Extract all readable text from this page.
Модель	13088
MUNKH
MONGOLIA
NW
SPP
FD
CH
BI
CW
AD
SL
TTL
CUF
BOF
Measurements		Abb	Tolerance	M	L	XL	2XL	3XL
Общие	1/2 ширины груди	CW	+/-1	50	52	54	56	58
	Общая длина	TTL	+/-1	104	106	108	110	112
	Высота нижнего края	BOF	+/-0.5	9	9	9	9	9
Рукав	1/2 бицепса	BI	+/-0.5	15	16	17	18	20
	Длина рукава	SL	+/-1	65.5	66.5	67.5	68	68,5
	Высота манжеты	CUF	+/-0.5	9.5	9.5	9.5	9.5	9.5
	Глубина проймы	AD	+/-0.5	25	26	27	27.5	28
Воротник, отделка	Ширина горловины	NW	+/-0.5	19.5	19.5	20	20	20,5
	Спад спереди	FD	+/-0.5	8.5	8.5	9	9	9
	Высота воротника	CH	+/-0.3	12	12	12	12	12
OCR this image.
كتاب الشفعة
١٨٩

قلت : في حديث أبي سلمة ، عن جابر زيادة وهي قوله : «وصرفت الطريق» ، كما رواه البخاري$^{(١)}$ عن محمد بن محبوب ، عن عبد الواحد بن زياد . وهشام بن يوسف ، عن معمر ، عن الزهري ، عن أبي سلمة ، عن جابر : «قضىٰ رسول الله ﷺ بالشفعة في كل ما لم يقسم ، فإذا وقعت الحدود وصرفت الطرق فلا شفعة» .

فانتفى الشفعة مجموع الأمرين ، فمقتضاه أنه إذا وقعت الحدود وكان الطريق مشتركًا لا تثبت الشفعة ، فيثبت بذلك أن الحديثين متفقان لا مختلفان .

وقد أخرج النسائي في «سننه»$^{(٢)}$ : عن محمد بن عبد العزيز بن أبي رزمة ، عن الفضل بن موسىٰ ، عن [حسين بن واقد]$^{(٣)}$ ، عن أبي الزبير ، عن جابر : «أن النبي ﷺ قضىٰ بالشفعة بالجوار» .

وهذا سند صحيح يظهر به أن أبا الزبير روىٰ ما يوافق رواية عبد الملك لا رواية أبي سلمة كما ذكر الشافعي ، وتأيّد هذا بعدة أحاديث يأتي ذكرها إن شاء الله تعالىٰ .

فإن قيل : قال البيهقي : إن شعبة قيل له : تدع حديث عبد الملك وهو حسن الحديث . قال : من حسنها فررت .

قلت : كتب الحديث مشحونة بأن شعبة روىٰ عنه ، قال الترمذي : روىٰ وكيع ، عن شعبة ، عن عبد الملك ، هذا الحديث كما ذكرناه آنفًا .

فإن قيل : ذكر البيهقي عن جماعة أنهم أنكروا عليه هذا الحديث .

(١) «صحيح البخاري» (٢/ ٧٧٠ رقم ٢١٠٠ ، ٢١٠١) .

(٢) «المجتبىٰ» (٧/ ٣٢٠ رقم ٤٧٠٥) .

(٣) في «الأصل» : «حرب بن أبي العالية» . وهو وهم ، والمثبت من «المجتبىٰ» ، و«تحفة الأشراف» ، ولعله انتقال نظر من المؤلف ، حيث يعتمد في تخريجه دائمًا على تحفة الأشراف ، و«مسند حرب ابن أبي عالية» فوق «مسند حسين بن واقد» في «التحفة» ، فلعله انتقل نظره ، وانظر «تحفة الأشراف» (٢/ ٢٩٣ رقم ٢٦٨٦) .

AIM:
Output only the lines running from the line with "OCR this image." through the final line of the data, inclusive.

EXERCISE SOLUTION:
OCR this image.
كتاب الشفعة
١٨٩

قلت : في حديث أبي سلمة ، عن جابر زيادة وهي قوله : «وصرفت الطريق» ، كما رواه البخاري$^{(١)}$ عن محمد بن محبوب ، عن عبد الواحد بن زياد . وهشام بن يوسف ، عن معمر ، عن الزهري ، عن أبي سلمة ، عن جابر : «قضىٰ رسول الله ﷺ بالشفعة في كل ما لم يقسم ، فإذا وقعت الحدود وصرفت الطرق فلا شفعة» .

فانتفى الشفعة مجموع الأمرين ، فمقتضاه أنه إذا وقعت الحدود وكان الطريق مشتركًا لا تثبت الشفعة ، فيثبت بذلك أن الحديثين متفقان لا مختلفان .

وقد أخرج النسائي في «سننه»$^{(٢)}$ : عن محمد بن عبد العزيز بن أبي رزمة ، عن الفضل بن موسىٰ ، عن [حسين بن واقد]$^{(٣)}$ ، عن أبي الزبير ، عن جابر : «أن النبي ﷺ قضىٰ بالشفعة بالجوار» .

وهذا سند صحيح يظهر به أن أبا الزبير روىٰ ما يوافق رواية عبد الملك لا رواية أبي سلمة كما ذكر الشافعي ، وتأيّد هذا بعدة أحاديث يأتي ذكرها إن شاء الله تعالىٰ .

فإن قيل : قال البيهقي : إن شعبة قيل له : تدع حديث عبد الملك وهو حسن الحديث . قال : من حسنها فررت .

قلت : كتب الحديث مشحونة بأن شعبة روىٰ عنه ، قال الترمذي : روىٰ وكيع ، عن شعبة ، عن عبد الملك ، هذا الحديث كما ذكرناه آنفًا .

فإن قيل : ذكر البيهقي عن جماعة أنهم أنكروا عليه هذا الحديث .

(١) «صحيح البخاري» (٢/ ٧٧٠ رقم ٢١٠٠ ، ٢١٠١) .

(٢) «المجتبىٰ» (٧/ ٣٢٠ رقم ٤٧٠٥) .

(٣) في «الأصل» : «حرب بن أبي العالية» . وهو وهم ، والمثبت من «المجتبىٰ» ، و«تحفة الأشراف» ، ولعله انتقال نظر من المؤلف ، حيث يعتمد في تخريجه دائمًا على تحفة الأشراف ، و«مسند حرب ابن أبي عالية» فوق «مسند حسين بن واقد» في «التحفة» ، فلعله انتقل نظره ، وانظر «تحفة الأشراف» (٢/ ٢٩٣ رقم ٢٦٨٦) .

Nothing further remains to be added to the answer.